→ PROBLEM
Every record below should be printed exactly as it appears.
- - - -
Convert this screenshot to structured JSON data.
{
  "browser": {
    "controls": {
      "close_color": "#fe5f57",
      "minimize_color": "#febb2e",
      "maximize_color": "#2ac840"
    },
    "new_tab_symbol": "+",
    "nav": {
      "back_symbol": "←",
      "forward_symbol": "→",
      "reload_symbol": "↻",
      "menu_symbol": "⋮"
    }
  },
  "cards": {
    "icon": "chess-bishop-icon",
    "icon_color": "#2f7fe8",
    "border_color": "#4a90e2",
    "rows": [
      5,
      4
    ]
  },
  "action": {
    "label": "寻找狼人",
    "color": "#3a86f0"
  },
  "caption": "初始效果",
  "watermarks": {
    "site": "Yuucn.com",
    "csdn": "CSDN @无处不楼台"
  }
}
- - - -
→ COMPLETE ANSWER
Convert this screenshot to structured JSON data.
{
  "browser": {
    "controls": {
      "close_color": "#fe5f57",
      "minimize_color": "#febb2e",
      "maximize_color": "#2ac840"
    },
    "new_tab_symbol": "+",
    "nav": {
      "back_symbol": "←",
      "forward_symbol": "→",
      "reload_symbol": "↻",
      "menu_symbol": "⋮"
    }
  },
  "cards": {
    "icon": "chess-bishop-icon",
    "icon_color": "#2f7fe8",
    "border_color": "#4a90e2",
    "rows": [
      5,
      4
    ]
  },
  "action": {
    "label": "寻找狼人",
    "color": "#3a86f0"
  },
  "caption": "初始效果",
  "watermarks": {
    "site": "Yuucn.com",
    "csdn": "CSDN @无处不楼台"
  }
}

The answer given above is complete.